PROBLEM TO WORK ON » Find every line in the records below that holds the word "Mississippi", and copy each one.

::: GIVEN ENTRIES

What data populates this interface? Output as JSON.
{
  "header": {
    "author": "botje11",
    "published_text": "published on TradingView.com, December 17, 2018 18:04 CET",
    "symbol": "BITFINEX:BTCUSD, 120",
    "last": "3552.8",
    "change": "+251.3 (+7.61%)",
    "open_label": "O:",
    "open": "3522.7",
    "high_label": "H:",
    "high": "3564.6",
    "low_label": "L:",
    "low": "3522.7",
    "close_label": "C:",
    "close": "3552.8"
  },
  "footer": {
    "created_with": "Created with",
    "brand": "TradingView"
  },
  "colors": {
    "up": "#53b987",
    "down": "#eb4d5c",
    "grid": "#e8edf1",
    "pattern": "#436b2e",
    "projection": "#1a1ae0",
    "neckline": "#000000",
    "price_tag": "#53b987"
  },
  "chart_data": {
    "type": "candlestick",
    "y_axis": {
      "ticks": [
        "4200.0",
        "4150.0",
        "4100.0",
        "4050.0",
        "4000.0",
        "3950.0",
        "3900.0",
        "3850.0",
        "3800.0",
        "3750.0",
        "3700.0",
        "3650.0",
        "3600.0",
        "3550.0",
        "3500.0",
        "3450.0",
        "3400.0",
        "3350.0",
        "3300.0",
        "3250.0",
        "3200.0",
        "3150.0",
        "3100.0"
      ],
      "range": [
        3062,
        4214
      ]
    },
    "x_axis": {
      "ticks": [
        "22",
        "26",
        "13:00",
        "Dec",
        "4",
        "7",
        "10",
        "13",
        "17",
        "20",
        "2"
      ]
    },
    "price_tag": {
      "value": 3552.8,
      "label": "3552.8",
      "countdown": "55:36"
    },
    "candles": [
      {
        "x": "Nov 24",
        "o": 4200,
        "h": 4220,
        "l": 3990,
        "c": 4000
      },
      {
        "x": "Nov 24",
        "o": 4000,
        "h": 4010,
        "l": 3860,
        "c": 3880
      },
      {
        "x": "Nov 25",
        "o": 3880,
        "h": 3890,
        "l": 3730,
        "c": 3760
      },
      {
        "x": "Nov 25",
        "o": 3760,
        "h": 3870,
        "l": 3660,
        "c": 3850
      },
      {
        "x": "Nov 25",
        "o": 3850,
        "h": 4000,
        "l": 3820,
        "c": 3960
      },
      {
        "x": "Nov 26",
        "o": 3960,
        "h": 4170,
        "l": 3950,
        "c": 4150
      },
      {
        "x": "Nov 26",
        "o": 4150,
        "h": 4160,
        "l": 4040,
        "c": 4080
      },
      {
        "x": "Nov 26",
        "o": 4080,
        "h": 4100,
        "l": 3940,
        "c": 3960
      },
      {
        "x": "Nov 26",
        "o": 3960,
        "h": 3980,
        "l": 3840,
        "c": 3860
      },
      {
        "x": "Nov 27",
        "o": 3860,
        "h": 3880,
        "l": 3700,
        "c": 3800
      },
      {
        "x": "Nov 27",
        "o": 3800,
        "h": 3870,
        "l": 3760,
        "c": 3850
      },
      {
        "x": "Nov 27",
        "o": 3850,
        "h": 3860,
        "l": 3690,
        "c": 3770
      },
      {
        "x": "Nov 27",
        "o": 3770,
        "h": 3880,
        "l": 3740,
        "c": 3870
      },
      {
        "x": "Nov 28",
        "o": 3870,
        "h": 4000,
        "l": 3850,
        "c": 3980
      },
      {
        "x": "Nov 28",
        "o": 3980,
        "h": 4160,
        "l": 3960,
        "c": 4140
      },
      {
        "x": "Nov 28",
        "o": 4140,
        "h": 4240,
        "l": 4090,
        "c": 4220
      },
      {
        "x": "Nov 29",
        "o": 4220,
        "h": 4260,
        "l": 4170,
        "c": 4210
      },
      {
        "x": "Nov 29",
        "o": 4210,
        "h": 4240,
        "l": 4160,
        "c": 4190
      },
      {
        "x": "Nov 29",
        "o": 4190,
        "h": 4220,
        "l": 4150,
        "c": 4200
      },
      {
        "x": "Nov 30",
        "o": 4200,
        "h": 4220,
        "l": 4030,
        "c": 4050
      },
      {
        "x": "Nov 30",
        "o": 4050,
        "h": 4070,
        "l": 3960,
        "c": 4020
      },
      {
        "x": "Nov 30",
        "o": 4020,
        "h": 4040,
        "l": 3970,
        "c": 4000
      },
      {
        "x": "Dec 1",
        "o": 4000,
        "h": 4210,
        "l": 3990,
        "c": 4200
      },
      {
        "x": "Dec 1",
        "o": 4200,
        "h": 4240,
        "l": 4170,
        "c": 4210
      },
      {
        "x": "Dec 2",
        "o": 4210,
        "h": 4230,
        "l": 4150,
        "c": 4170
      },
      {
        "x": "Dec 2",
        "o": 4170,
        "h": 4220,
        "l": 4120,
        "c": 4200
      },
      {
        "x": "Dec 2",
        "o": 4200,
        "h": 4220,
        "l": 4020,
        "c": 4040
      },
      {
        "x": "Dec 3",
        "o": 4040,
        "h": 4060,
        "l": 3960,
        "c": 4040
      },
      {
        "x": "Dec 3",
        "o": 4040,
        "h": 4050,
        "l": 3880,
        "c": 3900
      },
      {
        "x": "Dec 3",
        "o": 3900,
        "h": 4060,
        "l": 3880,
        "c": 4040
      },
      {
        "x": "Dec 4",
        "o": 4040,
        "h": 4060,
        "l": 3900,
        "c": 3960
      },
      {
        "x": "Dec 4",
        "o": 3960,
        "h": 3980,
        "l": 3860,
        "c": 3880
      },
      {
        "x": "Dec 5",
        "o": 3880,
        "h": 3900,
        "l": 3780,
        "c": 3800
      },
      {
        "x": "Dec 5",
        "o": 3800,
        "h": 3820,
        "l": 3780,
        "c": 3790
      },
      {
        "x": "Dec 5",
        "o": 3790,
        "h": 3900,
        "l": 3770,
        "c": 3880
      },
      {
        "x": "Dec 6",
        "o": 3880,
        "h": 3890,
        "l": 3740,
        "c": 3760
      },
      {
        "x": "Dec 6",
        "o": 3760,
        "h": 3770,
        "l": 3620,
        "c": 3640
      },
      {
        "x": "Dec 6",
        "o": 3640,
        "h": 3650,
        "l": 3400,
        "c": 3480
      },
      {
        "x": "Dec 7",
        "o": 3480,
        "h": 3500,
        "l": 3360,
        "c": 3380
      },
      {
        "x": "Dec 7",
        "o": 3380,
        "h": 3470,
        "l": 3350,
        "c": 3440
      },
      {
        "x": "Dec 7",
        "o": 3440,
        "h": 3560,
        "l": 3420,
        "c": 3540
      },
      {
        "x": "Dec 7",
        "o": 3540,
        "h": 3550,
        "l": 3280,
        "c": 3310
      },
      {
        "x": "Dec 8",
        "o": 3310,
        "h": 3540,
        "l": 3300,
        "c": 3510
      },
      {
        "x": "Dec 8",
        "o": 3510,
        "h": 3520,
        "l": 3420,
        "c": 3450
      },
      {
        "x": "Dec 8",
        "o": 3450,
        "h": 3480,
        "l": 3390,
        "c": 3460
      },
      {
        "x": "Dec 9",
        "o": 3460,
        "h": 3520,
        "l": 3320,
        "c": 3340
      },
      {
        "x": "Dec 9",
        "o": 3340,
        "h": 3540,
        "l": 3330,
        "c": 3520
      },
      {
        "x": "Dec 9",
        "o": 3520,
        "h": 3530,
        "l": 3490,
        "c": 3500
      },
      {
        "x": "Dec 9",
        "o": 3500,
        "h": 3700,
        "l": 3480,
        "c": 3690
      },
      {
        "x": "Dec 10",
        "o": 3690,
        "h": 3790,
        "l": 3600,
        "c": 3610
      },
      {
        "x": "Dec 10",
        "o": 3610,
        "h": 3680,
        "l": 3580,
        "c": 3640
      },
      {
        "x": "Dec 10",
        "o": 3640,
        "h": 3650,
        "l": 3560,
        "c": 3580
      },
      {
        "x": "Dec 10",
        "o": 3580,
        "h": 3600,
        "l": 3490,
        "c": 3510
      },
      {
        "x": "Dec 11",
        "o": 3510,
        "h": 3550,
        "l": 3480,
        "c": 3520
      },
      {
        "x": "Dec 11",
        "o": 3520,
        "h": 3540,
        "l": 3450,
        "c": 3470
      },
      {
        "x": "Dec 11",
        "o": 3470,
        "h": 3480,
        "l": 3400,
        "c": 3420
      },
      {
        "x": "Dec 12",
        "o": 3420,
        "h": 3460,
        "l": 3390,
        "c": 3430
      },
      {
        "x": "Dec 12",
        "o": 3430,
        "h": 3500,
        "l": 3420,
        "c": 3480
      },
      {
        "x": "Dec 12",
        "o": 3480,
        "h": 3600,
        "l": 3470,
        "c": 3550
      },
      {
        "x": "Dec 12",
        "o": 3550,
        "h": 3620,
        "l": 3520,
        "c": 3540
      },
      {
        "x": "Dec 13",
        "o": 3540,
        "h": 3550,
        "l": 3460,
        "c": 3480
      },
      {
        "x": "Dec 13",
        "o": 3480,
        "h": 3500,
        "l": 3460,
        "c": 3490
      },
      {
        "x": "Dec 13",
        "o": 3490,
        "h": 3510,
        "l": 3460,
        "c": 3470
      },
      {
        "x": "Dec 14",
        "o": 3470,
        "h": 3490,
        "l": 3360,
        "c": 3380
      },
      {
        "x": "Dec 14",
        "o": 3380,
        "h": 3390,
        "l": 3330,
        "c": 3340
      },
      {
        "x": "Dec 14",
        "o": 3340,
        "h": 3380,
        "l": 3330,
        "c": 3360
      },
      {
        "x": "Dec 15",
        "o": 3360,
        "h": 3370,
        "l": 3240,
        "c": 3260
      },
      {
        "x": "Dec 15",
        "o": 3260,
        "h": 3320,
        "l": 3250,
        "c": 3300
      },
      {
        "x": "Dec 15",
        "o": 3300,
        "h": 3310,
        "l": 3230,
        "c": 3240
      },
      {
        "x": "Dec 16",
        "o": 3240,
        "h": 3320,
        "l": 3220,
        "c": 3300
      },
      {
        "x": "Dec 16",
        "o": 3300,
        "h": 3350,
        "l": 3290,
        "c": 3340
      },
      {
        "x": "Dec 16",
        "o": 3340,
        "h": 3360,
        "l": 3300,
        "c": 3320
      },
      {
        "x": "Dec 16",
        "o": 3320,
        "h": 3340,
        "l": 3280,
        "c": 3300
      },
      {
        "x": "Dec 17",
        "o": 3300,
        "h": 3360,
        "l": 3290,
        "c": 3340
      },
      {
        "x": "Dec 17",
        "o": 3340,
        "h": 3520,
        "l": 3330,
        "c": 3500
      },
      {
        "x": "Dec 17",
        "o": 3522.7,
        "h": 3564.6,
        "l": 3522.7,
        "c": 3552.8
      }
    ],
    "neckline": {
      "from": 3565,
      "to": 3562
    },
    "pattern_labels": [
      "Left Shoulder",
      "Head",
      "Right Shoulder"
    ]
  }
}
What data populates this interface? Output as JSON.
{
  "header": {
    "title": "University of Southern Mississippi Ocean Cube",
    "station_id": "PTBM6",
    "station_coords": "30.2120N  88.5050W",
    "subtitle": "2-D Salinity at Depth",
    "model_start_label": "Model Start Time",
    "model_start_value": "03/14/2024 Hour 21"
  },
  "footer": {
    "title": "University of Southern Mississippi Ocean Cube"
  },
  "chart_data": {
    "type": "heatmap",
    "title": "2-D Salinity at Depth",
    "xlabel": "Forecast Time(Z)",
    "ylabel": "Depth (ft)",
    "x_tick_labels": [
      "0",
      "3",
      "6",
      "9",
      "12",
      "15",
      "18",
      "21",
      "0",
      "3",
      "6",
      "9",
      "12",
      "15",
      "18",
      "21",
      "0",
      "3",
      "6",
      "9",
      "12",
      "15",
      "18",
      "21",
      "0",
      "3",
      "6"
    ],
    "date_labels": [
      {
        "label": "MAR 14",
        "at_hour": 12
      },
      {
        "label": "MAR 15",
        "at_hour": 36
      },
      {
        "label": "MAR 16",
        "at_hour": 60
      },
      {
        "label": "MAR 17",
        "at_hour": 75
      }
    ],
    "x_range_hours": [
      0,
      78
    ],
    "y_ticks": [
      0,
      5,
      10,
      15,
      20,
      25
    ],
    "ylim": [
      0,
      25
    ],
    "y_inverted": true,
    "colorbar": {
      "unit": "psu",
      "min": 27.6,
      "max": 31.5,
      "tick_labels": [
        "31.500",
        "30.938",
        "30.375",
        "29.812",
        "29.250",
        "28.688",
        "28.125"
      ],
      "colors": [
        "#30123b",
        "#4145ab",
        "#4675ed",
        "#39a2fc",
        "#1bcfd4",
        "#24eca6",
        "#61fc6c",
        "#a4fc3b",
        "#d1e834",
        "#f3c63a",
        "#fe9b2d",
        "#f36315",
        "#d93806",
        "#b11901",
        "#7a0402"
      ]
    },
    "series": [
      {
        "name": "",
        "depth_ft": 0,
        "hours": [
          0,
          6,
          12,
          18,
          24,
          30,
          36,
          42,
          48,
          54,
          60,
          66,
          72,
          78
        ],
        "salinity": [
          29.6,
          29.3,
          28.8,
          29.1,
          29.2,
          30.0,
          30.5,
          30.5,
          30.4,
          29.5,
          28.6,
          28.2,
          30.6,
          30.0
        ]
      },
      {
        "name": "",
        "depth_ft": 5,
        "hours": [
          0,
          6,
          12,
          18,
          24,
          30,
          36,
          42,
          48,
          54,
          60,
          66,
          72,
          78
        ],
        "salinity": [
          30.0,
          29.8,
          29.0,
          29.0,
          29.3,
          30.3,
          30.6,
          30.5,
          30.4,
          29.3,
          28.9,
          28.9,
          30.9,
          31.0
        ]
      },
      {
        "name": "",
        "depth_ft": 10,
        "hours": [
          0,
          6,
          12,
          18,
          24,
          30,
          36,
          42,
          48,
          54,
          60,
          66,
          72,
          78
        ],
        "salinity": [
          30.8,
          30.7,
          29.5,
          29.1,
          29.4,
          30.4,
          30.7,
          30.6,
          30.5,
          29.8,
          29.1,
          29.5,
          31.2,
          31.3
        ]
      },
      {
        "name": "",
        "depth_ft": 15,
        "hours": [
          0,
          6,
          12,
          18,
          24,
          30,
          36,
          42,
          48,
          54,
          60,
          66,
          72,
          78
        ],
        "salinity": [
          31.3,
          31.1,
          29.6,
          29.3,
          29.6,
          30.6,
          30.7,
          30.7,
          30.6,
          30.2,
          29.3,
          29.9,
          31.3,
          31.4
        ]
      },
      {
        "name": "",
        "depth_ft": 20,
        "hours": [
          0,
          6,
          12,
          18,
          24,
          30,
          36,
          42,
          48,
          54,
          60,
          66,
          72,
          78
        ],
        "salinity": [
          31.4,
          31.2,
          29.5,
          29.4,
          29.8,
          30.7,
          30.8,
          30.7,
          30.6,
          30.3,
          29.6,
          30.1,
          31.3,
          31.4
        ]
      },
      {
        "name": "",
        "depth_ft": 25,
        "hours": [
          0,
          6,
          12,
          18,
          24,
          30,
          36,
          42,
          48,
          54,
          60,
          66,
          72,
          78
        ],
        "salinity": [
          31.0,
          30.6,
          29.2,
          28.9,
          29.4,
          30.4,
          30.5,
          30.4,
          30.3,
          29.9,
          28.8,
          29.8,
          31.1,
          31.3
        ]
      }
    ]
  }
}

::::::

RIGHT ANSWER »
    "title": "University of Southern Mississippi Ocean Cube",
    "title": "University of Southern Mississippi Ocean Cube"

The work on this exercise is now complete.